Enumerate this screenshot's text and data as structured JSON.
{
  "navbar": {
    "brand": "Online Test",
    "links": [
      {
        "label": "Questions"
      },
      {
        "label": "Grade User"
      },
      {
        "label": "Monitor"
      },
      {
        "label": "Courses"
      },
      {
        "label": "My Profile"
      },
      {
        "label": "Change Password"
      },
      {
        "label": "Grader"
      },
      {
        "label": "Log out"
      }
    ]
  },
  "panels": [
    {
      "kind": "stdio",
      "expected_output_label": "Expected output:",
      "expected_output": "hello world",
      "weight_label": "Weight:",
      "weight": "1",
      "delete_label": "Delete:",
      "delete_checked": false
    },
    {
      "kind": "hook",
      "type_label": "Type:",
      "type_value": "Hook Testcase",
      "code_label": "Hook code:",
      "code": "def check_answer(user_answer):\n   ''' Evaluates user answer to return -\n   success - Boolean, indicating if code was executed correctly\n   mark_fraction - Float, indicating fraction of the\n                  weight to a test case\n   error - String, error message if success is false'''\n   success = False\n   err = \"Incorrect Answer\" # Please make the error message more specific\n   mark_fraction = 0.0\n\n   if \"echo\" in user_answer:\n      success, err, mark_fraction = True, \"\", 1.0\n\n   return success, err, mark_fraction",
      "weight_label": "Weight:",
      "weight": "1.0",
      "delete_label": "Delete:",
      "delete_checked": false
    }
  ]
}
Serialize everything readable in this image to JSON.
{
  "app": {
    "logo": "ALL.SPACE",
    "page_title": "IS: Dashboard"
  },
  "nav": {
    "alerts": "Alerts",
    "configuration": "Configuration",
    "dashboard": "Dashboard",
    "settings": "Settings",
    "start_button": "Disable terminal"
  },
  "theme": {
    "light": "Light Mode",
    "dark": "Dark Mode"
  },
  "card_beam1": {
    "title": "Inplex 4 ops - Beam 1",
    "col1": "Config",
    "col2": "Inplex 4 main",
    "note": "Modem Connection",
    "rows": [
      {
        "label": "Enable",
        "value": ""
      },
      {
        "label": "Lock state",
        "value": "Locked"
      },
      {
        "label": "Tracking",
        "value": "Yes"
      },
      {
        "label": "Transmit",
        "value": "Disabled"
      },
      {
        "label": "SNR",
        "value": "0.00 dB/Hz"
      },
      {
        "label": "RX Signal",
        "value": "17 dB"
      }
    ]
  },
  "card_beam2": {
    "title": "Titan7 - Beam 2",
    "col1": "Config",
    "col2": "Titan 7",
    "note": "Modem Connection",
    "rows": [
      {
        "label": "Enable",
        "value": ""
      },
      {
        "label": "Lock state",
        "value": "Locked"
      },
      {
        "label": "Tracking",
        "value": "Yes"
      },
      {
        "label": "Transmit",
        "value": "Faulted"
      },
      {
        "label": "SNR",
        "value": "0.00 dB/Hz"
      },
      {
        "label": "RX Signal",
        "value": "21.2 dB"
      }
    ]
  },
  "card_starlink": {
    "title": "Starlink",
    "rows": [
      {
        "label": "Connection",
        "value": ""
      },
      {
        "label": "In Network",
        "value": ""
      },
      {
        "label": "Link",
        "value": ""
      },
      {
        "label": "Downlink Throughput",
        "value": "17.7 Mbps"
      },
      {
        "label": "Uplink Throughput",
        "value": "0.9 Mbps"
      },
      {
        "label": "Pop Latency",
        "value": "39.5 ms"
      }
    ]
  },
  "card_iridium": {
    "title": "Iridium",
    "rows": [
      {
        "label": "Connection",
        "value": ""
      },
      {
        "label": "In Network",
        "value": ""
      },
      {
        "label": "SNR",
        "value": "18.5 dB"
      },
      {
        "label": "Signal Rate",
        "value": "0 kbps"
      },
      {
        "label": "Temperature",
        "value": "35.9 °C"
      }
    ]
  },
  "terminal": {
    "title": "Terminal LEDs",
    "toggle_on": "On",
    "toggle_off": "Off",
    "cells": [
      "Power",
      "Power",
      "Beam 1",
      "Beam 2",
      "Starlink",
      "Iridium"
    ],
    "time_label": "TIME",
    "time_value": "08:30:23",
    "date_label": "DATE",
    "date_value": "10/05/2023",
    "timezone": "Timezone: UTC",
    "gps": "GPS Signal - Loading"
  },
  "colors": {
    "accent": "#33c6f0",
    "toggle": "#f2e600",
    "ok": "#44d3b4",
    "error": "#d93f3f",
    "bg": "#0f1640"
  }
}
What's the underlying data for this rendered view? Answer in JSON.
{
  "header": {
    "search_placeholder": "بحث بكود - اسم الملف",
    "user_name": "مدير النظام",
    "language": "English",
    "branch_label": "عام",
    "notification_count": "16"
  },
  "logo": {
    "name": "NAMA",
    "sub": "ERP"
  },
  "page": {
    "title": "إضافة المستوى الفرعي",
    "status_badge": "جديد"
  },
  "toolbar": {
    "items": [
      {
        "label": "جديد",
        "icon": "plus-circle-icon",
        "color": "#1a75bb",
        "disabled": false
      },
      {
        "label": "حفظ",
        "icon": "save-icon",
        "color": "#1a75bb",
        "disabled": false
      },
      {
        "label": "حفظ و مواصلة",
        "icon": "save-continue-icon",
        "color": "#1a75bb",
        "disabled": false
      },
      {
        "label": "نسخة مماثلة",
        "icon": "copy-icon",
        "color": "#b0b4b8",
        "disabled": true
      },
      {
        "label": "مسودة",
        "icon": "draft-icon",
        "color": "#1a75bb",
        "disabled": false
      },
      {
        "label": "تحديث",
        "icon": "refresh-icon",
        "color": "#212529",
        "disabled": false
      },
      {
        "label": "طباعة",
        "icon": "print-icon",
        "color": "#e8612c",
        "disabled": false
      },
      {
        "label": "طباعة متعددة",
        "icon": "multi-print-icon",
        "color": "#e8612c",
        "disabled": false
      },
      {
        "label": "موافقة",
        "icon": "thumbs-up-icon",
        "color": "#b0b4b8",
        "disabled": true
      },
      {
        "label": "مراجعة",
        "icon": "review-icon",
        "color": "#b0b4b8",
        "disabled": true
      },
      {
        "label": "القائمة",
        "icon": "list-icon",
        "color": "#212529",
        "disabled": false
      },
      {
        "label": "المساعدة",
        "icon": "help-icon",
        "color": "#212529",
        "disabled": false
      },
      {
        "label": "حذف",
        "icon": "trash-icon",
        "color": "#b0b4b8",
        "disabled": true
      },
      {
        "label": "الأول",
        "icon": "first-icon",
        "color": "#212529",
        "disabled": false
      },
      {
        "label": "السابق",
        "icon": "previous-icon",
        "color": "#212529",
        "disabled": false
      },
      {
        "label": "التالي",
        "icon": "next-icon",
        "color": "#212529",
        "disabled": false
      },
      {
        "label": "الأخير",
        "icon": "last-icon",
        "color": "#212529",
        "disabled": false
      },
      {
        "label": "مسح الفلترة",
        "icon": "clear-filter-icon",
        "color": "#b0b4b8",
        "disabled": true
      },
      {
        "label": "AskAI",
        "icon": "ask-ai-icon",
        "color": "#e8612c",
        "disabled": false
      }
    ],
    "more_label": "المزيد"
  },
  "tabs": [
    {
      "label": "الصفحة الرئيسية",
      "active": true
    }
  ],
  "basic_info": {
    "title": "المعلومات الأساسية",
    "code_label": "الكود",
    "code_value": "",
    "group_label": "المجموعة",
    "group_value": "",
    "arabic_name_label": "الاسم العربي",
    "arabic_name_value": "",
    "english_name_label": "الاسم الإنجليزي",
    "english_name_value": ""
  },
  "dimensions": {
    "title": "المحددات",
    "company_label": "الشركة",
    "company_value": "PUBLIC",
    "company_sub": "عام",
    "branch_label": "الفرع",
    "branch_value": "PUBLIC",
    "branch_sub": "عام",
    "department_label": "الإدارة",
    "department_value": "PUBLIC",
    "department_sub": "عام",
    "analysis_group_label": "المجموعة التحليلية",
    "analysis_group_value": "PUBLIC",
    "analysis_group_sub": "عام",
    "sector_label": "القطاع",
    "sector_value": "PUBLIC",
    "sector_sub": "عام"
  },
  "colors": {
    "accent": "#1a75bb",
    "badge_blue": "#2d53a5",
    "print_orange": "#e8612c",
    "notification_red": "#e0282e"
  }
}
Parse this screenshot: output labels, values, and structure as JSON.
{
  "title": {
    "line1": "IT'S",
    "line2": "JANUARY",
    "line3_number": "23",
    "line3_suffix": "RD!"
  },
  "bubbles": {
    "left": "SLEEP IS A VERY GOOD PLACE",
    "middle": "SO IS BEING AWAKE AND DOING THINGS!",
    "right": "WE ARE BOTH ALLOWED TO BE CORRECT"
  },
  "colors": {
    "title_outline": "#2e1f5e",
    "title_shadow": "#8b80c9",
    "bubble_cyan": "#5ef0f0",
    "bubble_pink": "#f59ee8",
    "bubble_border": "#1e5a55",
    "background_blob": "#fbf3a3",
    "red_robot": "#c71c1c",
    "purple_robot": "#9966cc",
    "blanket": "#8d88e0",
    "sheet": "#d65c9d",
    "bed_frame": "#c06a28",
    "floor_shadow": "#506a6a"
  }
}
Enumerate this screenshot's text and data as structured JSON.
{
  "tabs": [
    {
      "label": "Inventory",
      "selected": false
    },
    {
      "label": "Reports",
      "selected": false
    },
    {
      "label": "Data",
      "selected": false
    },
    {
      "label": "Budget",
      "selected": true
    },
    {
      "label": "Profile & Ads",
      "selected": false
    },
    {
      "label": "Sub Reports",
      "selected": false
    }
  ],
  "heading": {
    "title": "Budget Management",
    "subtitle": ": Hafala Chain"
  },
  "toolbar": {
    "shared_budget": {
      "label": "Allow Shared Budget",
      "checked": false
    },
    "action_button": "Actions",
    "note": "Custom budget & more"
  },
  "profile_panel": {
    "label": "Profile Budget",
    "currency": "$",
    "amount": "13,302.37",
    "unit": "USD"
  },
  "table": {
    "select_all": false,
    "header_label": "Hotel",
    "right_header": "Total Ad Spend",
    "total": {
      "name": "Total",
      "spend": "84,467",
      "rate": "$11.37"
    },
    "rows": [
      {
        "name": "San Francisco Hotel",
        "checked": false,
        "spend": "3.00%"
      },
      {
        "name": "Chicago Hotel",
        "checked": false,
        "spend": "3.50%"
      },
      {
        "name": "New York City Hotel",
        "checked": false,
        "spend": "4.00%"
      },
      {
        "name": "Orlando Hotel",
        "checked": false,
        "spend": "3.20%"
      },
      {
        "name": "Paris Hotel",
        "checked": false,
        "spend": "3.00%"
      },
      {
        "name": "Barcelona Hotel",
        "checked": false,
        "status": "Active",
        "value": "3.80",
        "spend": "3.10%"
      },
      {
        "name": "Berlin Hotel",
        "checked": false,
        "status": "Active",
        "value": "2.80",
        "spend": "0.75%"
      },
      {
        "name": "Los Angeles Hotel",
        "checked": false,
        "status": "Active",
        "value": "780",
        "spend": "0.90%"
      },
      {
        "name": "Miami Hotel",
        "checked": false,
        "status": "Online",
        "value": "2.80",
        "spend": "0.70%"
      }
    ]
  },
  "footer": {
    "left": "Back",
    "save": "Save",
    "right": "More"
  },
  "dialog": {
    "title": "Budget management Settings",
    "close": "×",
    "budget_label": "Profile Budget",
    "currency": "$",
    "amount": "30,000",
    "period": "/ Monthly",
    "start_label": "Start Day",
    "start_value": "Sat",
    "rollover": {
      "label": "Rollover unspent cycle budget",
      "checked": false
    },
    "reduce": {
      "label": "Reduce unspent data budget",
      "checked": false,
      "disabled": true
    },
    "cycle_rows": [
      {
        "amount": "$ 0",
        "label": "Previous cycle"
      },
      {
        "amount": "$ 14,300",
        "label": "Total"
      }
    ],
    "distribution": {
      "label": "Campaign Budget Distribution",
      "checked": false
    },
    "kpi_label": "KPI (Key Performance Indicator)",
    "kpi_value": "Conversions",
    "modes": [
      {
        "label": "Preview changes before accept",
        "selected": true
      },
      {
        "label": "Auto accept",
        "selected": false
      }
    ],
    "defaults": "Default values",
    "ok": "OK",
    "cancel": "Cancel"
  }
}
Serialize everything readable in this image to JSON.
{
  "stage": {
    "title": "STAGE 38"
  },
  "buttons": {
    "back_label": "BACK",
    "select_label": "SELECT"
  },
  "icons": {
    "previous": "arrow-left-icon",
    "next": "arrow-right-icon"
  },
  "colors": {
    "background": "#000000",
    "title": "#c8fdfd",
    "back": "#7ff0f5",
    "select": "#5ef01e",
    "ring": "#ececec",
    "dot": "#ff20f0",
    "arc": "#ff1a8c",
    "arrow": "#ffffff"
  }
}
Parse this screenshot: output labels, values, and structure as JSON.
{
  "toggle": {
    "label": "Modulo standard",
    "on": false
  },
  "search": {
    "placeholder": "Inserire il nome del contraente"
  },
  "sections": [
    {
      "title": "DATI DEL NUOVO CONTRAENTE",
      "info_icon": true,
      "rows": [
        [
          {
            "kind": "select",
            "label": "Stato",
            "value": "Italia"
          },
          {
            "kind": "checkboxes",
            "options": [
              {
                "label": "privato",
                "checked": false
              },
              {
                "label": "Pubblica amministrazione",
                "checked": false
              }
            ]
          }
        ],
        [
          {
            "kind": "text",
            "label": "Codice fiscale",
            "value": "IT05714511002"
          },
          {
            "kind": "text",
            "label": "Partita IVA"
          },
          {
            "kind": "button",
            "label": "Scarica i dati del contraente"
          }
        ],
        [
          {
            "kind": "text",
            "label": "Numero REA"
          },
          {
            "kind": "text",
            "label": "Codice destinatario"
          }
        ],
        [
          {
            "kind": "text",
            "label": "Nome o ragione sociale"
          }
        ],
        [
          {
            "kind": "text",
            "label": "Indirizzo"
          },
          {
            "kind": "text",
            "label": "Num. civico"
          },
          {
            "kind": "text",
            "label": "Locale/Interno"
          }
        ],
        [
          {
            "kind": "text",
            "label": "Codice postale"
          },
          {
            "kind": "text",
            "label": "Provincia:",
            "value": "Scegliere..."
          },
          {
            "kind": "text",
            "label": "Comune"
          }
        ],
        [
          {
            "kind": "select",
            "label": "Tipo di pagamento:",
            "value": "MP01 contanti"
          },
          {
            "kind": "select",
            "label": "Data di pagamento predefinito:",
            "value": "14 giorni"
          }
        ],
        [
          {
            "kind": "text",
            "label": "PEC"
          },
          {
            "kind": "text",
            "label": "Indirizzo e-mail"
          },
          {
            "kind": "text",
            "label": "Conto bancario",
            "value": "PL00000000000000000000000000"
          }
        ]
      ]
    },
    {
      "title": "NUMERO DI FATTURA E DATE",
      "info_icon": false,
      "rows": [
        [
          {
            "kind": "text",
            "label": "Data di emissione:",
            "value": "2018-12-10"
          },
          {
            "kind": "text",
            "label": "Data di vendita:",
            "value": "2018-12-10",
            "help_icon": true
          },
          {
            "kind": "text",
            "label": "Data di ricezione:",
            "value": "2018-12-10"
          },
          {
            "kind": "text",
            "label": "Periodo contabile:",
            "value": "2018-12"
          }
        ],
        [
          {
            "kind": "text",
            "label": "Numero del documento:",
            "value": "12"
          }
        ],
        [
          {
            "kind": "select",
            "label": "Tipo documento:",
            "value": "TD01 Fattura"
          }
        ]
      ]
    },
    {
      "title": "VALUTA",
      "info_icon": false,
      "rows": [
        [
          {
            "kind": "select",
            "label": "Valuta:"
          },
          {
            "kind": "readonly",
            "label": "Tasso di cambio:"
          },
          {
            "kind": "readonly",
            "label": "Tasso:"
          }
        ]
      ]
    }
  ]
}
———
#### Direction
Read the entries and select each line where the word "save" is found.

#### Task output
        "icon": "save-icon",
        "icon": "save-continue-icon",
    "save": "Save",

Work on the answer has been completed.